Work required :: Will you quote all of the entries, word for word?
--------------------------------------------------
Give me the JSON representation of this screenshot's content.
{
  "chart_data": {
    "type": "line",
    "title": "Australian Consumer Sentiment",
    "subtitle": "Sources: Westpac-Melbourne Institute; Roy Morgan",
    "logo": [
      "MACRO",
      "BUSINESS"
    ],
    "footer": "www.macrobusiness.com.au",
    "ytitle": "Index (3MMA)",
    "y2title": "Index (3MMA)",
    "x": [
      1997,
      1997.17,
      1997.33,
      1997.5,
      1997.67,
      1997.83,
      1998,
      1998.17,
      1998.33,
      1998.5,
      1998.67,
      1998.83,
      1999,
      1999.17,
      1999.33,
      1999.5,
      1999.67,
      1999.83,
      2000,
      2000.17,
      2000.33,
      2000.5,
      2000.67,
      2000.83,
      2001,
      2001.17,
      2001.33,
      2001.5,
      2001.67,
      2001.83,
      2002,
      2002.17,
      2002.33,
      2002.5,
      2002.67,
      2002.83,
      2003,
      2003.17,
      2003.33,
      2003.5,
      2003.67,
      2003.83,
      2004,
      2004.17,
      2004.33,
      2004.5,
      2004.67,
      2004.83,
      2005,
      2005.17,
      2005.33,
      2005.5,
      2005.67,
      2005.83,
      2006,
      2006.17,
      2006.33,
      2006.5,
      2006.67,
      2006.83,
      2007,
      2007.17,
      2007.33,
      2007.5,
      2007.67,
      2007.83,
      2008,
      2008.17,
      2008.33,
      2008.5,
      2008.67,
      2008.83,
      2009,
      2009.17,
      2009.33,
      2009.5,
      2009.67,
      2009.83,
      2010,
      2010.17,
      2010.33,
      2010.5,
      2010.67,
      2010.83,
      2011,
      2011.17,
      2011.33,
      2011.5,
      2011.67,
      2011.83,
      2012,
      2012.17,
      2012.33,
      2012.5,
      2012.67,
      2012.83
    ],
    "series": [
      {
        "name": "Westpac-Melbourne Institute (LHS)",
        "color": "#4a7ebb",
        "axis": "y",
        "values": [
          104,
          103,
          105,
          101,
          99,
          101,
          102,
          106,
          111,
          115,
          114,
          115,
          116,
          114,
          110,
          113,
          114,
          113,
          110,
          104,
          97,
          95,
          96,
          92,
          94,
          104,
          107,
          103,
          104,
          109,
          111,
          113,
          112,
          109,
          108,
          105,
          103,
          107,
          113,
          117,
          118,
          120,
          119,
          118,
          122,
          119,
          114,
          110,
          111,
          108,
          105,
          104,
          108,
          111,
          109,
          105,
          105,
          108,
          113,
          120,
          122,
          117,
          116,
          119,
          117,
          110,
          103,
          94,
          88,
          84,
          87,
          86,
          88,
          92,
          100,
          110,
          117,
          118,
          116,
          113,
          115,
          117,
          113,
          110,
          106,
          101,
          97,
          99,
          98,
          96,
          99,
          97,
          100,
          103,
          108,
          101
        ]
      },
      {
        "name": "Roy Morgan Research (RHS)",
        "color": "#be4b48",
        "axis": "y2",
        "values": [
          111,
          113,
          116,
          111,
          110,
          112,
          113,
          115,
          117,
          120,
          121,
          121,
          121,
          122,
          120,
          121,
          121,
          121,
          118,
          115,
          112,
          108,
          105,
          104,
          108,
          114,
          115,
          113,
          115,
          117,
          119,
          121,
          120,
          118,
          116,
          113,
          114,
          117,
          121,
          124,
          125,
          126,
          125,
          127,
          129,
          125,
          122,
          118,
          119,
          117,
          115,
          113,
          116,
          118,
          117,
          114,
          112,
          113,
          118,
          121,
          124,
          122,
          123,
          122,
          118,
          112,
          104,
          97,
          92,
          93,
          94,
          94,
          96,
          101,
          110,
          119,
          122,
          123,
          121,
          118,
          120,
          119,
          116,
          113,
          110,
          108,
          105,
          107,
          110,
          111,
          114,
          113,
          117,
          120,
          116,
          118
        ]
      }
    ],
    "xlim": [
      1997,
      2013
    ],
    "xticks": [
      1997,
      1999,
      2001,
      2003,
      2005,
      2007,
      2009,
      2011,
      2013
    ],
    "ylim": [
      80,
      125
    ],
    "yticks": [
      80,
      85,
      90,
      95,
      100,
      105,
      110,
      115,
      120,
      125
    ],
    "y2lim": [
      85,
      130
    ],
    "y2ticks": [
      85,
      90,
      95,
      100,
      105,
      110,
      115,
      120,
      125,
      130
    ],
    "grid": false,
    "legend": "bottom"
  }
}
--------------------------------------------------
Result for this exercise ::
Give me the JSON representation of this screenshot's content.
{
  "chart_data": {
    "type": "line",
    "title": "Australian Consumer Sentiment",
    "subtitle": "Sources: Westpac-Melbourne Institute; Roy Morgan",
    "logo": [
      "MACRO",
      "BUSINESS"
    ],
    "footer": "www.macrobusiness.com.au",
    "ytitle": "Index (3MMA)",
    "y2title": "Index (3MMA)",
    "x": [
      1997,
      1997.17,
      1997.33,
      1997.5,
      1997.67,
      1997.83,
      1998,
      1998.17,
      1998.33,
      1998.5,
      1998.67,
      1998.83,
      1999,
      1999.17,
      1999.33,
      1999.5,
      1999.67,
      1999.83,
      2000,
      2000.17,
      2000.33,
      2000.5,
      2000.67,
      2000.83,
      2001,
      2001.17,
      2001.33,
      2001.5,
      2001.67,
      2001.83,
      2002,
      2002.17,
      2002.33,
      2002.5,
      2002.67,
      2002.83,
      2003,
      2003.17,
      2003.33,
      2003.5,
      2003.67,
      2003.83,
      2004,
      2004.17,
      2004.33,
      2004.5,
      2004.67,
      2004.83,
      2005,
      2005.17,
      2005.33,
      2005.5,
      2005.67,
      2005.83,
      2006,
      2006.17,
      2006.33,
      2006.5,
      2006.67,
      2006.83,
      2007,
      2007.17,
      2007.33,
      2007.5,
      2007.67,
      2007.83,
      2008,
      2008.17,
      2008.33,
      2008.5,
      2008.67,
      2008.83,
      2009,
      2009.17,
      2009.33,
      2009.5,
      2009.67,
      2009.83,
      2010,
      2010.17,
      2010.33,
      2010.5,
      2010.67,
      2010.83,
      2011,
      2011.17,
      2011.33,
      2011.5,
      2011.67,
      2011.83,
      2012,
      2012.17,
      2012.33,
      2012.5,
      2012.67,
      2012.83
    ],
    "series": [
      {
        "name": "Westpac-Melbourne Institute (LHS)",
        "color": "#4a7ebb",
        "axis": "y",
        "values": [
          104,
          103,
          105,
          101,
          99,
          101,
          102,
          106,
          111,
          115,
          114,
          115,
          116,
          114,
          110,
          113,
          114,
          113,
          110,
          104,
          97,
          95,
          96,
          92,
          94,
          104,
          107,
          103,
          104,
          109,
          111,
          113,
          112,
          109,
          108,
          105,
          103,
          107,
          113,
          117,
          118,
          120,
          119,
          118,
          122,
          119,
          114,
          110,
          111,
          108,
          105,
          104,
          108,
          111,
          109,
          105,
          105,
          108,
          113,
          120,
          122,
          117,
          116,
          119,
          117,
          110,
          103,
          94,
          88,
          84,
          87,
          86,
          88,
          92,
          100,
          110,
          117,
          118,
          116,
          113,
          115,
          117,
          113,
          110,
          106,
          101,
          97,
          99,
          98,
          96,
          99,
          97,
          100,
          103,
          108,
          101
        ]
      },
      {
        "name": "Roy Morgan Research (RHS)",
        "color": "#be4b48",
        "axis": "y2",
        "values": [
          111,
          113,
          116,
          111,
          110,
          112,
          113,
          115,
          117,
          120,
          121,
          121,
          121,
          122,
          120,
          121,
          121,
          121,
          118,
          115,
          112,
          108,
          105,
          104,
          108,
          114,
          115,
          113,
          115,
          117,
          119,
          121,
          120,
          118,
          116,
          113,
          114,
          117,
          121,
          124,
          125,
          126,
          125,
          127,
          129,
          125,
          122,
          118,
          119,
          117,
          115,
          113,
          116,
          118,
          117,
          114,
          112,
          113,
          118,
          121,
          124,
          122,
          123,
          122,
          118,
          112,
          104,
          97,
          92,
          93,
          94,
          94,
          96,
          101,
          110,
          119,
          122,
          123,
          121,
          118,
          120,
          119,
          116,
          113,
          110,
          108,
          105,
          107,
          110,
          111,
          114,
          113,
          117,
          120,
          116,
          118
        ]
      }
    ],
    "xlim": [
      1997,
      2013
    ],
    "xticks": [
      1997,
      1999,
      2001,
      2003,
      2005,
      2007,
      2009,
      2011,
      2013
    ],
    "ylim": [
      80,
      125
    ],
    "yticks": [
      80,
      85,
      90,
      95,
      100,
      105,
      110,
      115,
      120,
      125
    ],
    "y2lim": [
      85,
      130
    ],
    "y2ticks": [
      85,
      90,
      95,
      100,
      105,
      110,
      115,
      120,
      125,
      130
    ],
    "grid": false,
    "legend": "bottom"
  }
}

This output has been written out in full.